_Exercise_:
From the entries below, gather each line containing the word "structured".

_Record excerpts_:
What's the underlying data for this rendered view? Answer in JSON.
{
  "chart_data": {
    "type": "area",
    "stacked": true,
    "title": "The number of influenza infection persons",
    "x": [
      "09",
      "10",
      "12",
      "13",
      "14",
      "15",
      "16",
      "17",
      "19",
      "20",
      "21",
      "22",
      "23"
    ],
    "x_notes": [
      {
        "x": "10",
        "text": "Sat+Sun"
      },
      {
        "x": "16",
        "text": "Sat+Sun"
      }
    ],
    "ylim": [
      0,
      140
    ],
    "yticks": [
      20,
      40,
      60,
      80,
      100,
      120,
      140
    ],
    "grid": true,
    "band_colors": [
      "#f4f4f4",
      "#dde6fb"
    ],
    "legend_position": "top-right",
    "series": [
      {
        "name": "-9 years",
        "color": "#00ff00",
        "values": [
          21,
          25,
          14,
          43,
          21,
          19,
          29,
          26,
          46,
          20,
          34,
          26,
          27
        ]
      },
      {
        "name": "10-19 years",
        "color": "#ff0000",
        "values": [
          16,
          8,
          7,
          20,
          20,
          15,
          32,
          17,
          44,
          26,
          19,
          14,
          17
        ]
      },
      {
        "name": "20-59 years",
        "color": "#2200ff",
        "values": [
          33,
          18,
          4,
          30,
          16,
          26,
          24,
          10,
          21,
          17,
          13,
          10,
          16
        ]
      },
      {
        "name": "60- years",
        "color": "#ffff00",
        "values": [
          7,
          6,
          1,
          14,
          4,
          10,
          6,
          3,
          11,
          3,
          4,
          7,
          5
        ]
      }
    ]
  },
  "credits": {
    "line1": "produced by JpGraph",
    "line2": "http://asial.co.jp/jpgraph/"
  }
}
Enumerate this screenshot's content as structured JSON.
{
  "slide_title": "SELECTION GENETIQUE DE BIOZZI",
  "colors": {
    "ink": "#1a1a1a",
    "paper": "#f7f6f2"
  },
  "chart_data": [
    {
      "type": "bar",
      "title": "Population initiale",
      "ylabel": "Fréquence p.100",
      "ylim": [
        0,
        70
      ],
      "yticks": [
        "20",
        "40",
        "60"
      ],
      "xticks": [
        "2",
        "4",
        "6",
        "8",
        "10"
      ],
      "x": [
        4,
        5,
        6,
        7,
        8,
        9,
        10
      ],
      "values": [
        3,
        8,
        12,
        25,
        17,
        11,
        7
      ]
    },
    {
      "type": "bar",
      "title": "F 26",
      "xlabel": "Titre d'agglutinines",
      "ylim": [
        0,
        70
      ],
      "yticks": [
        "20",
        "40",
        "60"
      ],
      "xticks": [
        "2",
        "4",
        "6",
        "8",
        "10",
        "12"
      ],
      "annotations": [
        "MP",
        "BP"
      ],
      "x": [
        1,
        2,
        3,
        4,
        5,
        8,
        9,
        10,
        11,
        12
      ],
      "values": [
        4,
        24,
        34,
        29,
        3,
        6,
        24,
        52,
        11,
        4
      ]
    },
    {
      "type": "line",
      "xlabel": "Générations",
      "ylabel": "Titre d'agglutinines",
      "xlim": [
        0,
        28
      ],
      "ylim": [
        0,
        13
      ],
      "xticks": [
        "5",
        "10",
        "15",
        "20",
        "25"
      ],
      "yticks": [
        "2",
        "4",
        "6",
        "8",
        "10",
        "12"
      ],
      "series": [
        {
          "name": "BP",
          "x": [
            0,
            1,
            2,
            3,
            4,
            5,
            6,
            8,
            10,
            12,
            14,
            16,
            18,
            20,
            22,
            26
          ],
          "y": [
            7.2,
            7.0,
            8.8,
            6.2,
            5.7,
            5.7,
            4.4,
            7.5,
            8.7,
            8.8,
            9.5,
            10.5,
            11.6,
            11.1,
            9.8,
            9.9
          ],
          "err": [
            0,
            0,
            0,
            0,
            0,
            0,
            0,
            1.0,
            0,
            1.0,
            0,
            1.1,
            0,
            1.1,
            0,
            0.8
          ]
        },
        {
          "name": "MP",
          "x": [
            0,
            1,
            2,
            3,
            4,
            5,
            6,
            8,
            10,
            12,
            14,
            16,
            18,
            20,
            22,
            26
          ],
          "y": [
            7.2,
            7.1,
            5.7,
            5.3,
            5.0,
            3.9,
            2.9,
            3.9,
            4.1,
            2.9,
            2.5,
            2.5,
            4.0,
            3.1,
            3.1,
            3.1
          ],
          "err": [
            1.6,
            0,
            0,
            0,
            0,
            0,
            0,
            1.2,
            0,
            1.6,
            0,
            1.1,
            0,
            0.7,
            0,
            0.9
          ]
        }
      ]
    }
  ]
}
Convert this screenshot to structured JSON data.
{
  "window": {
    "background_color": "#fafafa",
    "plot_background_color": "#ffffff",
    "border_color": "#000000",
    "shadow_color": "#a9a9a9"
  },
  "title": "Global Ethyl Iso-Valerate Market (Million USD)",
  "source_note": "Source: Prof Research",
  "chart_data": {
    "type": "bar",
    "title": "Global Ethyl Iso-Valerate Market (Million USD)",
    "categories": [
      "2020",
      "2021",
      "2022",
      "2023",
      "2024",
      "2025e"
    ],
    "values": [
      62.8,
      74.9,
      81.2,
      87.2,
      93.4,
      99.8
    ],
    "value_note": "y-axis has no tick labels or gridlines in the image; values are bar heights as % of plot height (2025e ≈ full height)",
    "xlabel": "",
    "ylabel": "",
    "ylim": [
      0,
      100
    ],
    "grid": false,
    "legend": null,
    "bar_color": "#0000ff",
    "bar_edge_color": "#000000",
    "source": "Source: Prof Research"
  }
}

_Result of the task_:
Enumerate this screenshot's content as structured JSON.
Convert this screenshot to structured JSON data.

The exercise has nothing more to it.